**MATERIAL PROVIDED:**

begin

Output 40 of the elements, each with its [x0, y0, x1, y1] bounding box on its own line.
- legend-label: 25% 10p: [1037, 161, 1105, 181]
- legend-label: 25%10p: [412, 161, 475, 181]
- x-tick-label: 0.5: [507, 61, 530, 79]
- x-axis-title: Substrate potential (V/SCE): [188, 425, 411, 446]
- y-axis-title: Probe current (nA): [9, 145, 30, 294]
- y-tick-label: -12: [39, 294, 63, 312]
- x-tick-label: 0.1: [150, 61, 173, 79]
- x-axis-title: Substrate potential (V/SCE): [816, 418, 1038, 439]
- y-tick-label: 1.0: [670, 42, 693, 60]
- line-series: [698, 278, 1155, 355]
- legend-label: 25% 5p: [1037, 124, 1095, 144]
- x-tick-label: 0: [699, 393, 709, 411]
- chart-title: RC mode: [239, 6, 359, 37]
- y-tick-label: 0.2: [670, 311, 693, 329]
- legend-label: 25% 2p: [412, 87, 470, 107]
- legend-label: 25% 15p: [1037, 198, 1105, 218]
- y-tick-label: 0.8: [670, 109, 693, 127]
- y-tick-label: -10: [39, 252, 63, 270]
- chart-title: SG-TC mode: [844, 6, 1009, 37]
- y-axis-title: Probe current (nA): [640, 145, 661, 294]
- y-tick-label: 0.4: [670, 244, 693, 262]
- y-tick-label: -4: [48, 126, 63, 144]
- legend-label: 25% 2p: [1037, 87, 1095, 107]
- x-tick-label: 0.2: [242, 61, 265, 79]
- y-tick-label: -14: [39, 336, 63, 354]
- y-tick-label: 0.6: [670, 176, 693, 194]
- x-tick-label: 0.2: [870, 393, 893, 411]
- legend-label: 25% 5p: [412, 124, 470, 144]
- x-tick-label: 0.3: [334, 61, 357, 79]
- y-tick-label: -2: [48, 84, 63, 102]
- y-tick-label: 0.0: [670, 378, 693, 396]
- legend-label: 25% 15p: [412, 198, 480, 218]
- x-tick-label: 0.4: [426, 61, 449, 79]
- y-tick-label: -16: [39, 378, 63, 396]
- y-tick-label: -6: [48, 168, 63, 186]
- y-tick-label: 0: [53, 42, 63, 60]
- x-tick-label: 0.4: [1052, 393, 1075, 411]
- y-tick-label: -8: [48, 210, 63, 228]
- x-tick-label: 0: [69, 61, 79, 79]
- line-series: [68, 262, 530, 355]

end

Copy the records above, changing "Probe current" to "Tip current" wherever it appears and keeping everything else the same.

Output 40 of the elements, each with its [x0, y0, x1, y1] bounding box on its own line.
- legend-label: 25% 10p: [1037, 161, 1105, 181]
- legend-label: 25%10p: [412, 161, 475, 181]
- x-tick-label: 0.5: [507, 61, 530, 79]
- x-axis-title: Substrate potential (V/SCE): [188, 425, 411, 446]
- y-axis-title: Tip current (nA): [9, 145, 30, 294]
- y-tick-label: -12: [39, 294, 63, 312]
- x-tick-label: 0.1: [150, 61, 173, 79]
- x-axis-title: Substrate potential (V/SCE): [816, 418, 1038, 439]
- y-tick-label: 1.0: [670, 42, 693, 60]
- line-series: [698, 278, 1155, 355]
- legend-label: 25% 5p: [1037, 124, 1095, 144]
- x-tick-label: 0: [699, 393, 709, 411]
- chart-title: RC mode: [239, 6, 359, 37]
- y-tick-label: 0.2: [670, 311, 693, 329]
- legend-label: 25% 2p: [412, 87, 470, 107]
- legend-label: 25% 15p: [1037, 198, 1105, 218]
- y-tick-label: 0.8: [670, 109, 693, 127]
- y-tick-label: -10: [39, 252, 63, 270]
- chart-title: SG-TC mode: [844, 6, 1009, 37]
- y-axis-title: Tip current (nA): [640, 145, 661, 294]
- y-tick-label: 0.4: [670, 244, 693, 262]
- y-tick-label: -4: [48, 126, 63, 144]
- legend-label: 25% 2p: [1037, 87, 1095, 107]
- x-tick-label: 0.2: [242, 61, 265, 79]
- y-tick-label: -14: [39, 336, 63, 354]
- y-tick-label: 0.6: [670, 176, 693, 194]
- x-tick-label: 0.2: [870, 393, 893, 411]
- legend-label: 25% 5p: [412, 124, 470, 144]
- x-tick-label: 0.3: [334, 61, 357, 79]
- y-tick-label: -2: [48, 84, 63, 102]
- y-tick-label: 0.0: [670, 378, 693, 396]
- legend-label: 25% 15p: [412, 198, 480, 218]
- x-tick-label: 0.4: [426, 61, 449, 79]
- y-tick-label: -16: [39, 378, 63, 396]
- y-tick-label: -6: [48, 168, 63, 186]
- y-tick-label: 0: [53, 42, 63, 60]
- x-tick-label: 0.4: [1052, 393, 1075, 411]
- y-tick-label: -8: [48, 210, 63, 228]
- x-tick-label: 0: [69, 61, 79, 79]
- line-series: [68, 262, 530, 355]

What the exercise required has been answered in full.